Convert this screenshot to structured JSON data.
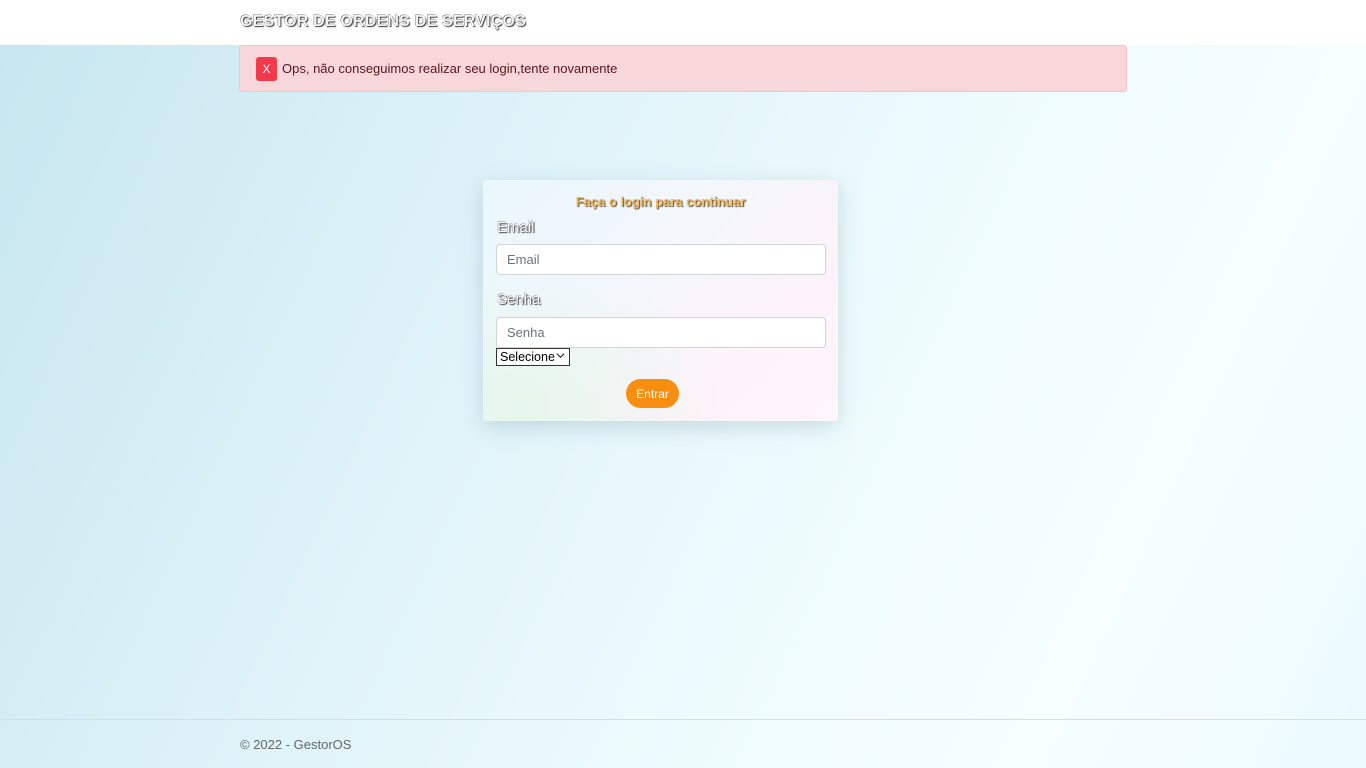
{
  "navbar": {
    "brand": "GESTOR DE ORDENS DE SERVIÇOS"
  },
  "alert": {
    "close_label": "X",
    "message": "Ops, não conseguimos realizar seu login,tente novamente"
  },
  "login": {
    "title": "Faça o login para continuar",
    "email_label": "Email",
    "email_placeholder": "Email",
    "password_label": "Senha",
    "password_placeholder": "Senha",
    "select_value": "Selecione",
    "submit_label": "Entrar"
  },
  "footer": {
    "text": "© 2022 - GestorOS"
  },
  "colors": {
    "accent": "#f78e12",
    "alert_bg": "#f8d7da",
    "alert_close": "#f23a4d",
    "title": "#f4b860"
  }
}
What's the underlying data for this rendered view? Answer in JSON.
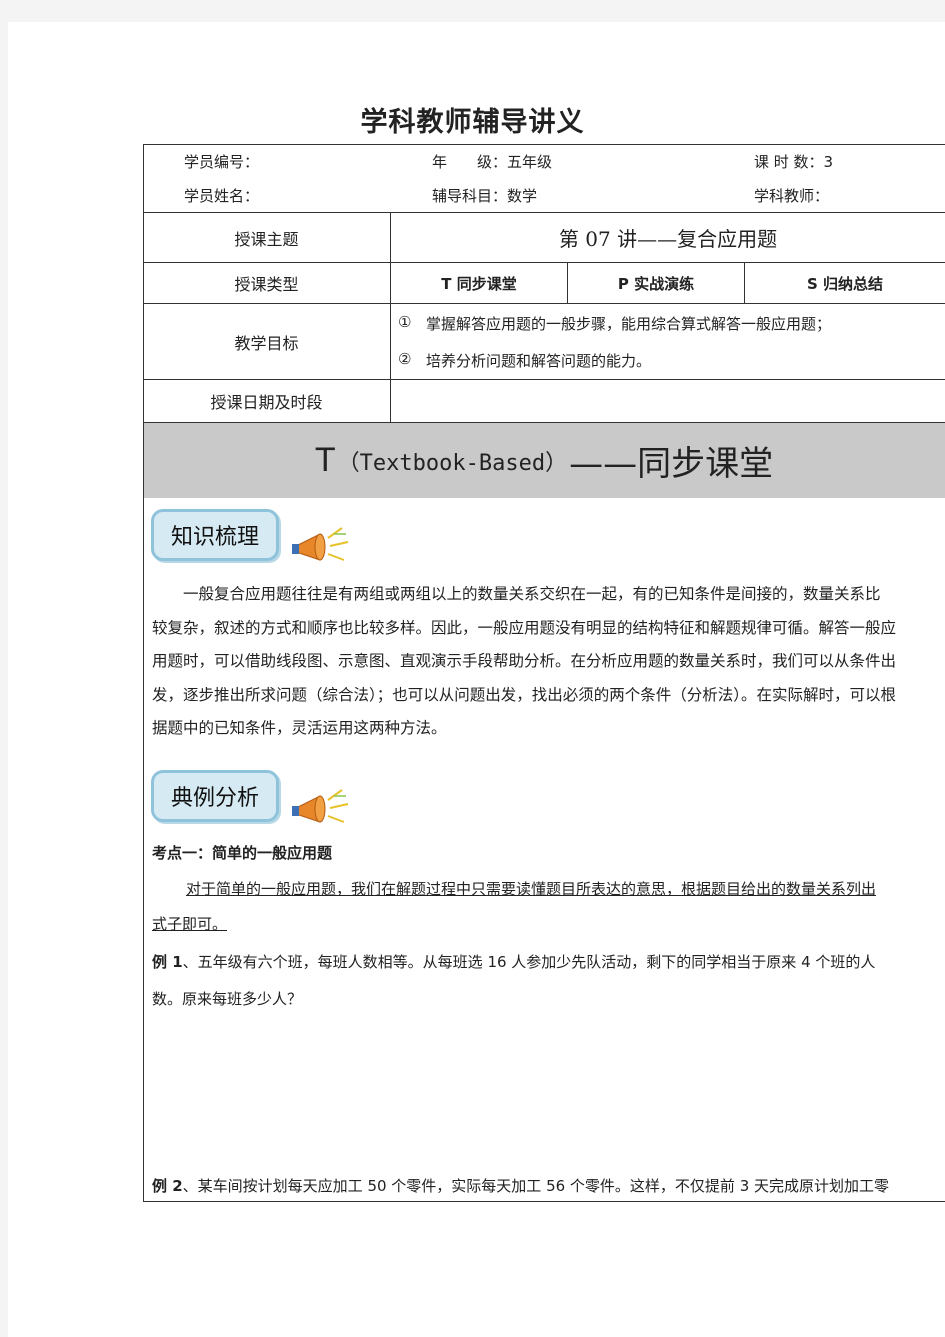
{
  "doc_title": "学科教师辅导讲义",
  "info": {
    "student_id_label": "学员编号：",
    "grade_label": "年　　级：五年级",
    "hours_label": "课 时 数：3",
    "student_name_label": "学员姓名：",
    "subject_label": "辅导科目：数学",
    "teacher_label": "学科教师："
  },
  "table": {
    "topic_label": "授课主题",
    "topic_value": "第 07 讲——复合应用题",
    "type_label": "授课类型",
    "type_t": "T 同步课堂",
    "type_p": "P 实战演练",
    "type_s": "S 归纳总结",
    "goal_label": "教学目标",
    "goal_1_num": "①",
    "goal_1": "掌握解答应用题的一般步骤，能用综合算式解答一般应用题；",
    "goal_2_num": "②",
    "goal_2": "培养分析问题和解答问题的能力。",
    "date_label": "授课日期及时段",
    "date_value": ""
  },
  "banner": {
    "letter": "T",
    "paren": "（Textbook-Based）",
    "title": "——同步课堂"
  },
  "section1": {
    "tag": "知识梳理",
    "icon": "megaphone-icon",
    "lines": [
      "一般复合应用题往往是有两组或两组以上的数量关系交织在一起，有的已知条件是间接的，数量关系比",
      "较复杂，叙述的方式和顺序也比较多样。因此，一般应用题没有明显的结构特征和解题规律可循。解答一般应",
      "用题时，可以借助线段图、示意图、直观演示手段帮助分析。在分析应用题的数量关系时，我们可以从条件出",
      "发，逐步推出所求问题（综合法）；也可以从问题出发，找出必须的两个条件（分析法）。在实际解时，可以根",
      "据题中的已知条件，灵活运用这两种方法。"
    ]
  },
  "section2": {
    "tag": "典例分析",
    "icon": "megaphone-icon",
    "point_title": "考点一：简单的一般应用题",
    "point_desc_1": "对于简单的一般应用题，我们在解题过程中只需要读懂题目所表达的意思，根据题目给出的数量关系列出",
    "point_desc_2": "式子即可。",
    "ex1_label": "例 1",
    "ex1_line1": "、五年级有六个班，每班人数相等。从每班选 16 人参加少先队活动，剩下的同学相当于原来 4 个班的人",
    "ex1_line2": "数。原来每班多少人？",
    "ex2_label": "例 2",
    "ex2_line1": "、某车间按计划每天应加工 50 个零件，实际每天加工 56 个零件。这样，不仅提前 3 天完成原计划加工零"
  },
  "colors": {
    "banner_bg": "#c9c9c9",
    "tag_bg": "#d6eaf3",
    "tag_border": "#8fc3db"
  }
}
------------------------------------------------------------
#### [Directions]
Lines that include the word "Senha" — how many are there in the data? Answer with the number alone.

#### [Reply]
2